### [Instructions to follow]
Every record should be copied exactly, except that pictures are to be omitted.

### [Material]

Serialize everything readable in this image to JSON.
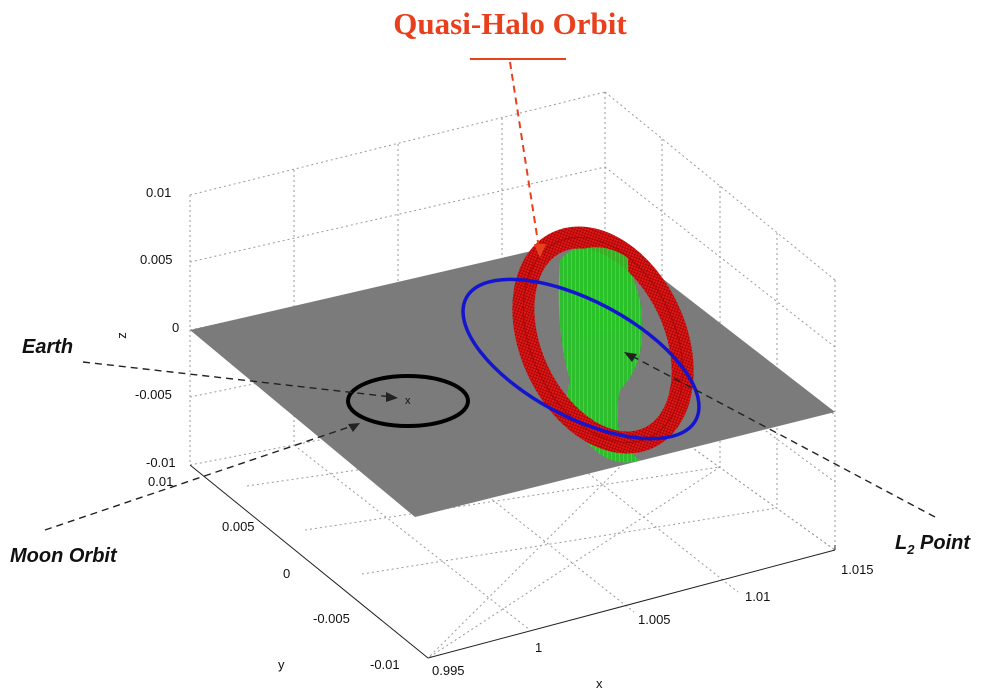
{
  "title": "Quasi-Halo Orbit",
  "callouts": {
    "earth": "Earth",
    "moon_orbit": "Moon Orbit",
    "l2_main": "L",
    "l2_sub": "2",
    "l2_tail": " Point"
  },
  "axes": {
    "x_label": "x",
    "y_label": "y",
    "z_label": "z",
    "x_ticks": [
      "0.995",
      "1",
      "1.005",
      "1.01",
      "1.015"
    ],
    "y_ticks": [
      "-0.01",
      "-0.005",
      "0",
      "0.005",
      "0.01"
    ],
    "z_ticks": [
      "0.01",
      "0.005",
      "0",
      "-0.005",
      "-0.01"
    ]
  },
  "earth_marker": "x",
  "colors": {
    "title": "#e8401c",
    "plane": "#7b7b7b",
    "moon_orbit": "#000000",
    "halo_orbit": "#1515d0",
    "quasi_halo_red": "#e81818",
    "quasi_halo_green": "#22e022",
    "grid": "#9a9a9a"
  }
}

### [Full output]
Serialize everything readable in this image to JSON.
{
  "title": "Quasi-Halo Orbit",
  "callouts": {
    "earth": "Earth",
    "moon_orbit": "Moon Orbit",
    "l2_main": "L",
    "l2_sub": "2",
    "l2_tail": " Point"
  },
  "axes": {
    "x_label": "x",
    "y_label": "y",
    "z_label": "z",
    "x_ticks": [
      "0.995",
      "1",
      "1.005",
      "1.01",
      "1.015"
    ],
    "y_ticks": [
      "-0.01",
      "-0.005",
      "0",
      "0.005",
      "0.01"
    ],
    "z_ticks": [
      "0.01",
      "0.005",
      "0",
      "-0.005",
      "-0.01"
    ]
  },
  "earth_marker": "x",
  "colors": {
    "title": "#e8401c",
    "plane": "#7b7b7b",
    "moon_orbit": "#000000",
    "halo_orbit": "#1515d0",
    "quasi_halo_red": "#e81818",
    "quasi_halo_green": "#22e022",
    "grid": "#9a9a9a"
  }
}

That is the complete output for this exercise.